Keep only those lines of the records that include the string "vergrendeling".

· · ·

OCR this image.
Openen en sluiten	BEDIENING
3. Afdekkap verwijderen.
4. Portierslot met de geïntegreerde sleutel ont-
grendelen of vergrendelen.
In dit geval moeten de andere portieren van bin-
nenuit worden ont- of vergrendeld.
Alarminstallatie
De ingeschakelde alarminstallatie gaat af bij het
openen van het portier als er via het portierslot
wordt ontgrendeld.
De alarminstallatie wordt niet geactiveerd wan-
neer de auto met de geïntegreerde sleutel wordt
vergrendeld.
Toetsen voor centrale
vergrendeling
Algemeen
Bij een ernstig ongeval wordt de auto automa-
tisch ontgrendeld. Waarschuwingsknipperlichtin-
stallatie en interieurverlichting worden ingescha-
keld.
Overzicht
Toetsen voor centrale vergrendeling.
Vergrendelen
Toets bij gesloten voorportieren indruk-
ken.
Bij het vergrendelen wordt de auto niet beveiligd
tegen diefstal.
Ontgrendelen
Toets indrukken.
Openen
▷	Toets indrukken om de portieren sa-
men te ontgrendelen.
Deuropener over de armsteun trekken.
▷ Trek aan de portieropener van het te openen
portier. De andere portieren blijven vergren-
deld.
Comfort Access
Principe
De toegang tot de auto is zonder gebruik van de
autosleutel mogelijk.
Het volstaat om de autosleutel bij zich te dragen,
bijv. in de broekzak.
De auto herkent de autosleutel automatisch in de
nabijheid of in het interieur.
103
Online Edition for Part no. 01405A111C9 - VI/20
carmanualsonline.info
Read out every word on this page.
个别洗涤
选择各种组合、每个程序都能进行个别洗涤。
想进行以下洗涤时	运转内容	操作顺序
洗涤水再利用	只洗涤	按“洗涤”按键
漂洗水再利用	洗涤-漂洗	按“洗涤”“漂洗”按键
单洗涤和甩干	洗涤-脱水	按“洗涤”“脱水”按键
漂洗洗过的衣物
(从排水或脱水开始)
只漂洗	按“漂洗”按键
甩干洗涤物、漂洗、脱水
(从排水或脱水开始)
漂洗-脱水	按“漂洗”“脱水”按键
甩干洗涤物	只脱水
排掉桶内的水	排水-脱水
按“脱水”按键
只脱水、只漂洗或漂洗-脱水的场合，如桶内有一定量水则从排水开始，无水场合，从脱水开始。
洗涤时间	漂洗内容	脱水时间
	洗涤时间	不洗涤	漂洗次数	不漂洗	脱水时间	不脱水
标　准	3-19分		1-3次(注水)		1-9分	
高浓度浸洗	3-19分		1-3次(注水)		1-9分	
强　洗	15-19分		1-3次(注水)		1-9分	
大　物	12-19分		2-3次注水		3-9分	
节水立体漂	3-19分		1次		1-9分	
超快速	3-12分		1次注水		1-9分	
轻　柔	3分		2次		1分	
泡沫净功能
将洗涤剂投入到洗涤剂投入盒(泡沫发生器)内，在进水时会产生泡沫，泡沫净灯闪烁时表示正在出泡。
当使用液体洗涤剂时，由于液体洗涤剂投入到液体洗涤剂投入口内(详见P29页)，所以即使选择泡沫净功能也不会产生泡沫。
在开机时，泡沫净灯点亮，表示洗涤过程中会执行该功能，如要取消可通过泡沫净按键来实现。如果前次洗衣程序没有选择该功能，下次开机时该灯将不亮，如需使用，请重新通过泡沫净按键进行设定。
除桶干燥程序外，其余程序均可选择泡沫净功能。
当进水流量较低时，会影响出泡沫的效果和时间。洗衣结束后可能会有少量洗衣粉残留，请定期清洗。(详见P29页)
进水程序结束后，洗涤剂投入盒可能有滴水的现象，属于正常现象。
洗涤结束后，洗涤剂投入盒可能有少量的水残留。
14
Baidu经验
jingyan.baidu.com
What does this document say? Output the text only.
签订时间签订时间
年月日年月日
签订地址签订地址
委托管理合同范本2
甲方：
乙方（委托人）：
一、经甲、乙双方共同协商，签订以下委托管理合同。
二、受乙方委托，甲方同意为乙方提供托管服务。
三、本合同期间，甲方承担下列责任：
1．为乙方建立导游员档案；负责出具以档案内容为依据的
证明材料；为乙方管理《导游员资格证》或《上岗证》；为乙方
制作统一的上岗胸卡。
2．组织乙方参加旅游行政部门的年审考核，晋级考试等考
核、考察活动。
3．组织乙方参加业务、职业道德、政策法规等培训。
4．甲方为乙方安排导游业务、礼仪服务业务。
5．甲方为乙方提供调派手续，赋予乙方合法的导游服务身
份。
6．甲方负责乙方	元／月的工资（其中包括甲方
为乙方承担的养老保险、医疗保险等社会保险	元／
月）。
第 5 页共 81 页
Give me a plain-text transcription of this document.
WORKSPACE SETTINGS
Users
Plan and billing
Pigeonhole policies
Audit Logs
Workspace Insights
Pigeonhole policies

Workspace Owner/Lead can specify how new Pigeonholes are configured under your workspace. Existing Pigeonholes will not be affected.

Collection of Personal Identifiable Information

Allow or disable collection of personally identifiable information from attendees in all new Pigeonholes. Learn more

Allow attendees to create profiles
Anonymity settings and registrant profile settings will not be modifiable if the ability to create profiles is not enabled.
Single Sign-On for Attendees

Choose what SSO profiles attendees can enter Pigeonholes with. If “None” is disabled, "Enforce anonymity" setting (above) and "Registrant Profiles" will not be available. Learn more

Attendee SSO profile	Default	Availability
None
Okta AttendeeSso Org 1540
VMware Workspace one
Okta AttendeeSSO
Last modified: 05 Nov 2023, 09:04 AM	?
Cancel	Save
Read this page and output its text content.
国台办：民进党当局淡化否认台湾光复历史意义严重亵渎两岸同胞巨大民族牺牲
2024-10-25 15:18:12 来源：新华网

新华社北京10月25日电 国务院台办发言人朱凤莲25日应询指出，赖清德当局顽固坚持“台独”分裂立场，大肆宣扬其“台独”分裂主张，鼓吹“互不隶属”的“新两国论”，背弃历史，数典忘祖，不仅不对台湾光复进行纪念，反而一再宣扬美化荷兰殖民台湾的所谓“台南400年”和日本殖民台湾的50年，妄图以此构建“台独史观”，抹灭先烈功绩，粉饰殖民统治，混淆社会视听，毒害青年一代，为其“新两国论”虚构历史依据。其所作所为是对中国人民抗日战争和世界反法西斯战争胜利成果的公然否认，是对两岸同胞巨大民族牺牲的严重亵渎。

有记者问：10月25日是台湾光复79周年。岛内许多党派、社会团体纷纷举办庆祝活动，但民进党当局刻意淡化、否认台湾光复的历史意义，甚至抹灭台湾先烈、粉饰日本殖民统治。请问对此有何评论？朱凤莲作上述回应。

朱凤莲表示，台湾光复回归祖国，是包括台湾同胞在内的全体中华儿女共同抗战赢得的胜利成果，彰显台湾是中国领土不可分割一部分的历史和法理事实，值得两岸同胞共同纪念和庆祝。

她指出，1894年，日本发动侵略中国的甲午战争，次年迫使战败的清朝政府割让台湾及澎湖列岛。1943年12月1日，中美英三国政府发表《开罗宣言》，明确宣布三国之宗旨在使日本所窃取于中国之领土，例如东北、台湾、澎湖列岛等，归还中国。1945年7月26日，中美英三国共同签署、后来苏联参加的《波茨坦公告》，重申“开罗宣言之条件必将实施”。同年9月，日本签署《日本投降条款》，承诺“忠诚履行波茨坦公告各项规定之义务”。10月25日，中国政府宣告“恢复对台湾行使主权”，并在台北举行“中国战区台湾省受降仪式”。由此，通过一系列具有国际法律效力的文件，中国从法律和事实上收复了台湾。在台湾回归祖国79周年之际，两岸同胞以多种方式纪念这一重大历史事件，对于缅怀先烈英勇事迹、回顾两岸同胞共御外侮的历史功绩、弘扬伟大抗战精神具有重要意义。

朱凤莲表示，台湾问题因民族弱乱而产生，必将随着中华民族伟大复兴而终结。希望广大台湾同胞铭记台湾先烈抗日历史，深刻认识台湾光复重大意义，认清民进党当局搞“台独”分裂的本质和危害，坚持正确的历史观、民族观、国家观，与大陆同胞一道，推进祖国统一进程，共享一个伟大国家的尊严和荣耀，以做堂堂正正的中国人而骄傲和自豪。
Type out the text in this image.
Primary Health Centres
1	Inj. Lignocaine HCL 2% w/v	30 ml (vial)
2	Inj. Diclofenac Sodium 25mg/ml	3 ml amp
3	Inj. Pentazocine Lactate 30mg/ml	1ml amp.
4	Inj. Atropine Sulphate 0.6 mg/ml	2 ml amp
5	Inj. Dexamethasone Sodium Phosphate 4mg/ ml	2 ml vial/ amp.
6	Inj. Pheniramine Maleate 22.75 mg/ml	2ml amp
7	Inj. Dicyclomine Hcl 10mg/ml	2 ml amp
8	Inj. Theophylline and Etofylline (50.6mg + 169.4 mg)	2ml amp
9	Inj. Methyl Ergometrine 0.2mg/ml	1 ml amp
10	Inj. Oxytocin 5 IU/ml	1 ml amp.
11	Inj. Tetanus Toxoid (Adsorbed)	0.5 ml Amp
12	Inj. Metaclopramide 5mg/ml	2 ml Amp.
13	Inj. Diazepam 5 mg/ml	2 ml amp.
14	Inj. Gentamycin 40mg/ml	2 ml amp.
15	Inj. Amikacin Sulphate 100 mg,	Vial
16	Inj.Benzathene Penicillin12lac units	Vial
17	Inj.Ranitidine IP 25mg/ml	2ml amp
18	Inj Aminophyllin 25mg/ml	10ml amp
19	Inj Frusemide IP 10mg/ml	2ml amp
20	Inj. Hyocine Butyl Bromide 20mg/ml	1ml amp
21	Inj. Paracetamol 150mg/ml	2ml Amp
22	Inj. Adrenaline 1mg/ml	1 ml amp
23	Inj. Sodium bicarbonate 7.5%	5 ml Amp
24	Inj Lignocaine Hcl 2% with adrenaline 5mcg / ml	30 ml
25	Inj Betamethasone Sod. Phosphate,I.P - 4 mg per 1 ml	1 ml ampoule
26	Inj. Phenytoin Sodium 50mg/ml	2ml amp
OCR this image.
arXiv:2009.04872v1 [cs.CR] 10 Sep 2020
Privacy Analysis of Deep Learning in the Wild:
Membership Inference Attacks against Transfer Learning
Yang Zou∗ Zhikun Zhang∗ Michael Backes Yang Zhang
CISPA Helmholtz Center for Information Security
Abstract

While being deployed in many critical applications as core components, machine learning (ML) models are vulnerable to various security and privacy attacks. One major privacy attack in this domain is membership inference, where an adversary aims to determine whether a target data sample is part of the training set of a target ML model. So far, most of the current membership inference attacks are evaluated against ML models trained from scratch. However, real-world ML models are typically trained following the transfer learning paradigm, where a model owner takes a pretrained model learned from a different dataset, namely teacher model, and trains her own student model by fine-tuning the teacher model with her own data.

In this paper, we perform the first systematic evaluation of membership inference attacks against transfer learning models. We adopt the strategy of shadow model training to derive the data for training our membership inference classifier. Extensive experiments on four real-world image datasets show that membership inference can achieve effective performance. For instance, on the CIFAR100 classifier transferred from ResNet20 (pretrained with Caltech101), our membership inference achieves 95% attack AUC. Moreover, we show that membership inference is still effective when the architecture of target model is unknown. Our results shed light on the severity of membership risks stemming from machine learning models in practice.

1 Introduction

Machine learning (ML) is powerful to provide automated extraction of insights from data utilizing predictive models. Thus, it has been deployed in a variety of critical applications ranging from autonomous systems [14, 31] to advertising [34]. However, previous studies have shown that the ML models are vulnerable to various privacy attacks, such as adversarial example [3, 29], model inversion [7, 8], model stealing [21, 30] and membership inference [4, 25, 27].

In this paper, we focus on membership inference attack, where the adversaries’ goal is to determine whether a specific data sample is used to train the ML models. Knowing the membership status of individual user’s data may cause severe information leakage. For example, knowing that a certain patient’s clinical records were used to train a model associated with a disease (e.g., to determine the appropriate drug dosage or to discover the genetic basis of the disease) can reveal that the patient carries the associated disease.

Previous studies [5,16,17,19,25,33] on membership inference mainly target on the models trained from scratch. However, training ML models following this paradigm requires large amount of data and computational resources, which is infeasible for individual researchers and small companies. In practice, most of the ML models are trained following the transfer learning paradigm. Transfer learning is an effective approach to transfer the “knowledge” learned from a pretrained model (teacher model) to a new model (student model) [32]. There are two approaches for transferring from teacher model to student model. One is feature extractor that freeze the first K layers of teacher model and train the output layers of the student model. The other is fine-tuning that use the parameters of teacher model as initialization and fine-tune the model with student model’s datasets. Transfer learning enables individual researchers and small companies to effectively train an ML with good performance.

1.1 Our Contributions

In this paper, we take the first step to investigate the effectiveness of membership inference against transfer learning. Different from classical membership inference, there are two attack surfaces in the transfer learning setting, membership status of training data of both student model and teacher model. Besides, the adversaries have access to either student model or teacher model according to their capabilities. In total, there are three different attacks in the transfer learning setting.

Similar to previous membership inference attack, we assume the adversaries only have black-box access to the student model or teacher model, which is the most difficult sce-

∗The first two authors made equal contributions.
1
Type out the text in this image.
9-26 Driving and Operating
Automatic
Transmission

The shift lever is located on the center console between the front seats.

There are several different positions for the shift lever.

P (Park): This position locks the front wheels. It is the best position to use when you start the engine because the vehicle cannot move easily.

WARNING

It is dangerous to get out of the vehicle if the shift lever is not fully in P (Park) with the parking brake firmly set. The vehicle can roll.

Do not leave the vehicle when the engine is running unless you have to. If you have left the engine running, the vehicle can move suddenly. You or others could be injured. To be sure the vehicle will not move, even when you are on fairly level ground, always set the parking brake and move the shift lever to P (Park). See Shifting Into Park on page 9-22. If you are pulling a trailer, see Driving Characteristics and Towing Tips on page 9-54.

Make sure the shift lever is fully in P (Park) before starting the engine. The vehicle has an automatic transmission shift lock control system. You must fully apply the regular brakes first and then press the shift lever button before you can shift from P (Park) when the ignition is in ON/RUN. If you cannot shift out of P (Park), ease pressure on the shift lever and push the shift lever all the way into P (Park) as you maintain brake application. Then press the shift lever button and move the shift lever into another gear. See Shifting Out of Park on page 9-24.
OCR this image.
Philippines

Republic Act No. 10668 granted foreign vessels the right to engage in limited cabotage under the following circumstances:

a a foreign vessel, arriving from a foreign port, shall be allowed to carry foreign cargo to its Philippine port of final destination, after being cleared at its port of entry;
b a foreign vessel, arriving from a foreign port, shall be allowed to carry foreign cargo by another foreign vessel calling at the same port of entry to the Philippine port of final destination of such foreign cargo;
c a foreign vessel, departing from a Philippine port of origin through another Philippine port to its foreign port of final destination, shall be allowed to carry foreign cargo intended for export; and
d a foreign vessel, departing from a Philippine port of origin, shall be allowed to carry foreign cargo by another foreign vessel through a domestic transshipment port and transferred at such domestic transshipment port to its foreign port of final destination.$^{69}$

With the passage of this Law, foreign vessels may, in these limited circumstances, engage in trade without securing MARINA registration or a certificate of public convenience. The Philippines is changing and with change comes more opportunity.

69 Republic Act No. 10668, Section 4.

· · ·

● **Exercise solution**:
vergrendeling
Toetsen voor centrale vergrendeling.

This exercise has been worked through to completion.